--- WHAT TO DO ---
Write out the material exactly. Do not include the pictures.

--- ENTRIES SHOWN ---

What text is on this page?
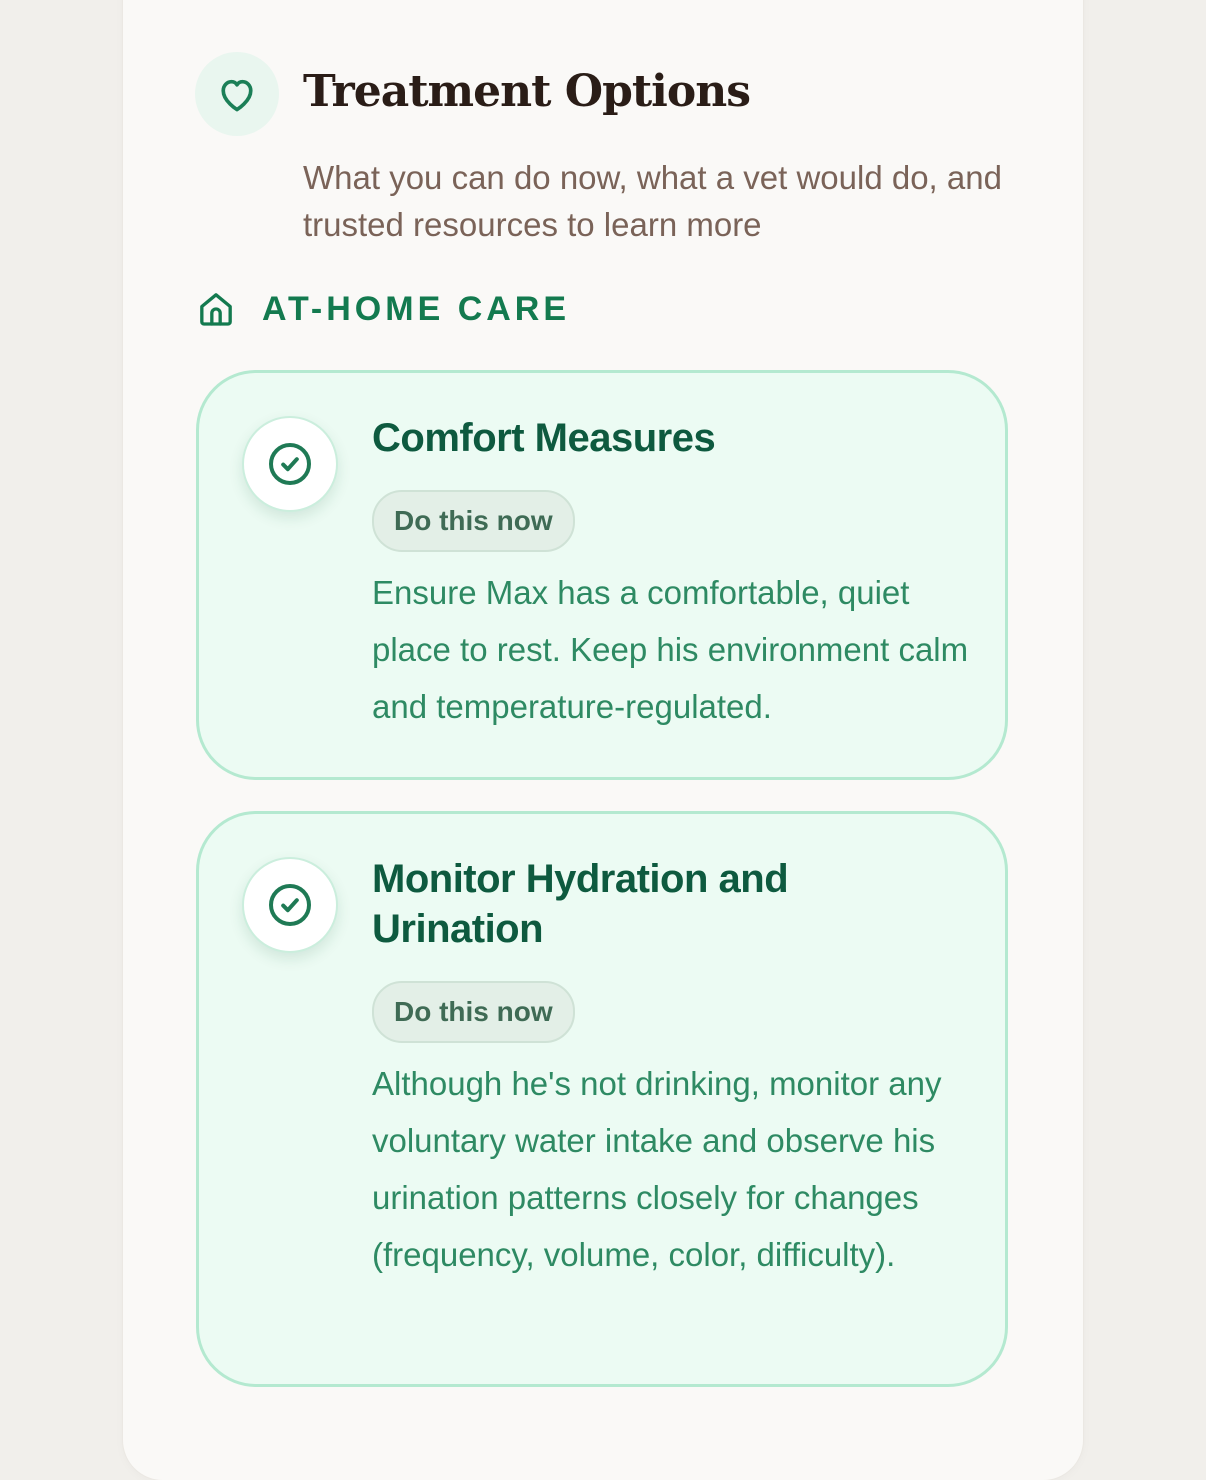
Treatment Options

What you can do now, what a vet would do, and trusted resources to learn more

AT-HOME CARE
Comfort Measures
Do this now

Ensure Max has a comfortable, quiet place to rest. Keep his environment calm and temperature-regulated.

Monitor Hydration and Urination
Do this now

Although he's not drinking, monitor any voluntary water intake and observe his urination patterns closely for changes (frequency, volume, color, difficulty).
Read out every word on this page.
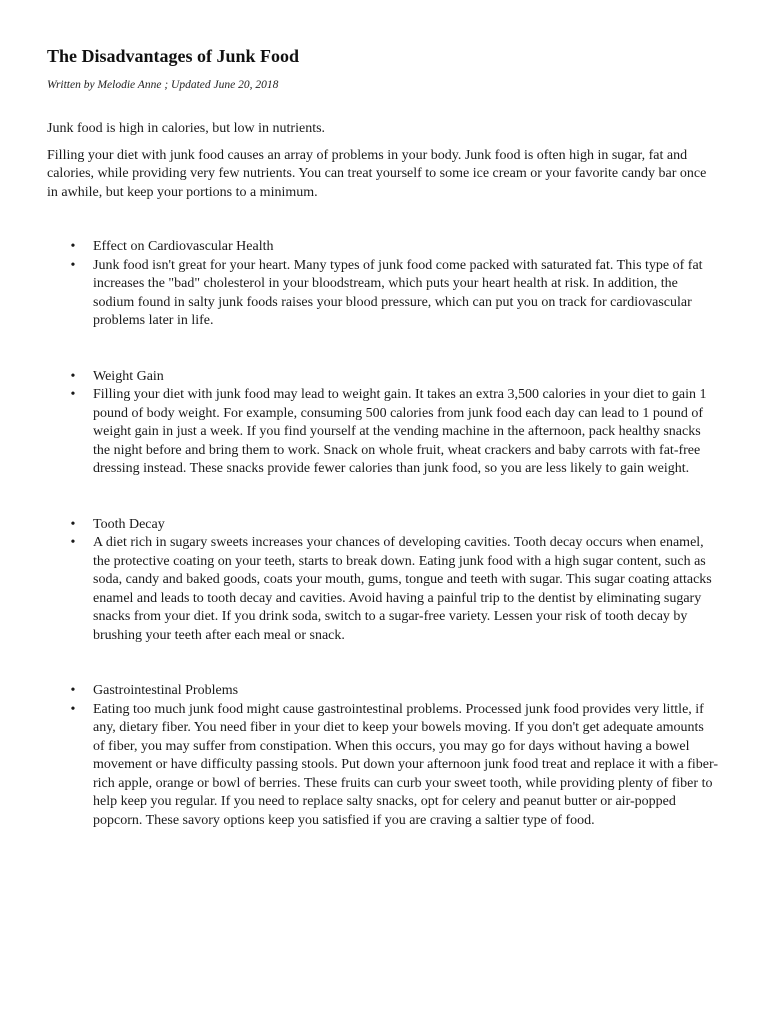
The Disadvantages of Junk Food
Written by Melodie Anne ; Updated June 20, 2018

Junk food is high in calories, but low in nutrients.

Filling your diet with junk food causes an array of problems in your body. Junk food is often high in sugar, fat and calories, while providing very few nutrients. You can treat yourself to some ice cream or your favorite candy bar once in awhile, but keep your portions to a minimum.

• Effect on Cardiovascular Health
• Junk food isn't great for your heart. Many types of junk food come packed with saturated fat. This type of fat increases the "bad" cholesterol in your bloodstream, which puts your heart health at risk. In addition, the sodium found in salty junk foods raises your blood pressure, which can put you on track for cardiovascular problems later in life.
• Weight Gain
• Filling your diet with junk food may lead to weight gain. It takes an extra 3,500 calories in your diet to gain 1 pound of body weight. For example, consuming 500 calories from junk food each day can lead to 1 pound of weight gain in just a week. If you find yourself at the vending machine in the afternoon, pack healthy snacks the night before and bring them to work. Snack on whole fruit, wheat crackers and baby carrots with fat-free dressing instead. These snacks provide fewer calories than junk food, so you are less likely to gain weight.
• Tooth Decay
• A diet rich in sugary sweets increases your chances of developing cavities. Tooth decay occurs when enamel, the protective coating on your teeth, starts to break down. Eating junk food with a high sugar content, such as soda, candy and baked goods, coats your mouth, gums, tongue and teeth with sugar. This sugar coating attacks enamel and leads to tooth decay and cavities. Avoid having a painful trip to the dentist by eliminating sugary snacks from your diet. If you drink soda, switch to a sugar-free variety. Lessen your risk of tooth decay by brushing your teeth after each meal or snack.
• Gastrointestinal Problems
• Eating too much junk food might cause gastrointestinal problems. Processed junk food provides very little, if any, dietary fiber. You need fiber in your diet to keep your bowels moving. If you don't get adequate amounts of fiber, you may suffer from constipation. When this occurs, you may go for days without having a bowel movement or have difficulty passing stools. Put down your afternoon junk food treat and replace it with a fiber-rich apple, orange or bowl of berries. These fruits can curb your sweet tooth, while providing plenty of fiber to help keep you regular. If you need to replace salty snacks, opt for celery and peanut butter or air-popped popcorn. These savory options keep you satisfied if you are craving a saltier type of food.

--- OUTPUT OF THE EXERCISE ---
What text is on this page?
Treatment Options

What you can do now, what a vet would do, and trusted resources to learn more

AT-HOME CARE
Comfort Measures
Do this now

Ensure Max has a comfortable, quiet place to rest. Keep his environment calm and temperature-regulated.

Monitor Hydration and Urination
Do this now

Although he's not drinking, monitor any voluntary water intake and observe his urination patterns closely for changes (frequency, volume, color, difficulty).
Read out every word on this page.
The Disadvantages of Junk Food
Written by Melodie Anne ; Updated June 20, 2018

Junk food is high in calories, but low in nutrients.

Filling your diet with junk food causes an array of problems in your body. Junk food is often high in sugar, fat and calories, while providing very few nutrients. You can treat yourself to some ice cream or your favorite candy bar once in awhile, but keep your portions to a minimum.

• Effect on Cardiovascular Health
• Junk food isn't great for your heart. Many types of junk food come packed with saturated fat. This type of fat increases the "bad" cholesterol in your bloodstream, which puts your heart health at risk. In addition, the sodium found in salty junk foods raises your blood pressure, which can put you on track for cardiovascular problems later in life.
• Weight Gain
• Filling your diet with junk food may lead to weight gain. It takes an extra 3,500 calories in your diet to gain 1 pound of body weight. For example, consuming 500 calories from junk food each day can lead to 1 pound of weight gain in just a week. If you find yourself at the vending machine in the afternoon, pack healthy snacks the night before and bring them to work. Snack on whole fruit, wheat crackers and baby carrots with fat-free dressing instead. These snacks provide fewer calories than junk food, so you are less likely to gain weight.
• Tooth Decay
• A diet rich in sugary sweets increases your chances of developing cavities. Tooth decay occurs when enamel, the protective coating on your teeth, starts to break down. Eating junk food with a high sugar content, such as soda, candy and baked goods, coats your mouth, gums, tongue and teeth with sugar. This sugar coating attacks enamel and leads to tooth decay and cavities. Avoid having a painful trip to the dentist by eliminating sugary snacks from your diet. If you drink soda, switch to a sugar-free variety. Lessen your risk of tooth decay by brushing your teeth after each meal or snack.
• Gastrointestinal Problems
• Eating too much junk food might cause gastrointestinal problems. Processed junk food provides very little, if any, dietary fiber. You need fiber in your diet to keep your bowels moving. If you don't get adequate amounts of fiber, you may suffer from constipation. When this occurs, you may go for days without having a bowel movement or have difficulty passing stools. Put down your afternoon junk food treat and replace it with a fiber-rich apple, orange or bowl of berries. These fruits can curb your sweet tooth, while providing plenty of fiber to help keep you regular. If you need to replace salty snacks, opt for celery and peanut butter or air-popped popcorn. These savory options keep you satisfied if you are craving a saltier type of food.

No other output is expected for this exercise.